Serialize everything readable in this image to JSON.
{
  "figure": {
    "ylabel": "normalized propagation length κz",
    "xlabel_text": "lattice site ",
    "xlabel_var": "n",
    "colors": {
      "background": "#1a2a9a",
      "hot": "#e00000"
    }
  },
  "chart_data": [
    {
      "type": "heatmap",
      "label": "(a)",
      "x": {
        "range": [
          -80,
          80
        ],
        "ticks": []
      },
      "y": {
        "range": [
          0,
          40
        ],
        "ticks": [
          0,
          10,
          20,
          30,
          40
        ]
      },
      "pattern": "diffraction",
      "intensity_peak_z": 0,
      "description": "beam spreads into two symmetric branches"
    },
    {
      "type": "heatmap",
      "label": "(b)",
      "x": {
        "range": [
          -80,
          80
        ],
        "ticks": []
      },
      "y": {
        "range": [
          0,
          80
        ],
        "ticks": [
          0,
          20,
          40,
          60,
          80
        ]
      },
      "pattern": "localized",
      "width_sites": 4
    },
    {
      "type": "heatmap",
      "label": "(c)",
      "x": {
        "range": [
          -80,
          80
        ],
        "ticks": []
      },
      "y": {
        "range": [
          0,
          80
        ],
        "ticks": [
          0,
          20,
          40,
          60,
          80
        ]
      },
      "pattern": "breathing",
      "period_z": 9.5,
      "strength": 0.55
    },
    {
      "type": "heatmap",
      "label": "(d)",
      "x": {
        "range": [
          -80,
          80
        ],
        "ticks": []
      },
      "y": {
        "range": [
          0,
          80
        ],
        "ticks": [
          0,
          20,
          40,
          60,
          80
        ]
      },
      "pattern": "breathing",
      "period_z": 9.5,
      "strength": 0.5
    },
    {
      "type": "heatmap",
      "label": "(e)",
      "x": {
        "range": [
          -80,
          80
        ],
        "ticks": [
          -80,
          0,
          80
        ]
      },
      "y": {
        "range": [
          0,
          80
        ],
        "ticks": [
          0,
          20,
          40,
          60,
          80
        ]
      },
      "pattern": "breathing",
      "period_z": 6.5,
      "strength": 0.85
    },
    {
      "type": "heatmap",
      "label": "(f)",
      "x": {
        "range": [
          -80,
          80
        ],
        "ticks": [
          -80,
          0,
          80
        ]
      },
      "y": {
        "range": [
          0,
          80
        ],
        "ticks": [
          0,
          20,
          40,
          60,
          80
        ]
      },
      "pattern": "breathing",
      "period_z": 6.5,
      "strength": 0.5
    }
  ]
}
************
Print the records above in full, exactly.

Serialize everything readable in this image to JSON.
{
  "figure": {
    "ylabel": "normalized propagation length κz",
    "xlabel_text": "lattice site ",
    "xlabel_var": "n",
    "colors": {
      "background": "#1a2a9a",
      "hot": "#e00000"
    }
  },
  "chart_data": [
    {
      "type": "heatmap",
      "label": "(a)",
      "x": {
        "range": [
          -80,
          80
        ],
        "ticks": []
      },
      "y": {
        "range": [
          0,
          40
        ],
        "ticks": [
          0,
          10,
          20,
          30,
          40
        ]
      },
      "pattern": "diffraction",
      "intensity_peak_z": 0,
      "description": "beam spreads into two symmetric branches"
    },
    {
      "type": "heatmap",
      "label": "(b)",
      "x": {
        "range": [
          -80,
          80
        ],
        "ticks": []
      },
      "y": {
        "range": [
          0,
          80
        ],
        "ticks": [
          0,
          20,
          40,
          60,
          80
        ]
      },
      "pattern": "localized",
      "width_sites": 4
    },
    {
      "type": "heatmap",
      "label": "(c)",
      "x": {
        "range": [
          -80,
          80
        ],
        "ticks": []
      },
      "y": {
        "range": [
          0,
          80
        ],
        "ticks": [
          0,
          20,
          40,
          60,
          80
        ]
      },
      "pattern": "breathing",
      "period_z": 9.5,
      "strength": 0.55
    },
    {
      "type": "heatmap",
      "label": "(d)",
      "x": {
        "range": [
          -80,
          80
        ],
        "ticks": []
      },
      "y": {
        "range": [
          0,
          80
        ],
        "ticks": [
          0,
          20,
          40,
          60,
          80
        ]
      },
      "pattern": "breathing",
      "period_z": 9.5,
      "strength": 0.5
    },
    {
      "type": "heatmap",
      "label": "(e)",
      "x": {
        "range": [
          -80,
          80
        ],
        "ticks": [
          -80,
          0,
          80
        ]
      },
      "y": {
        "range": [
          0,
          80
        ],
        "ticks": [
          0,
          20,
          40,
          60,
          80
        ]
      },
      "pattern": "breathing",
      "period_z": 6.5,
      "strength": 0.85
    },
    {
      "type": "heatmap",
      "label": "(f)",
      "x": {
        "range": [
          -80,
          80
        ],
        "ticks": [
          -80,
          0,
          80
        ]
      },
      "y": {
        "range": [
          0,
          80
        ],
        "ticks": [
          0,
          20,
          40,
          60,
          80
        ]
      },
      "pattern": "breathing",
      "period_z": 6.5,
      "strength": 0.5
    }
  ]
}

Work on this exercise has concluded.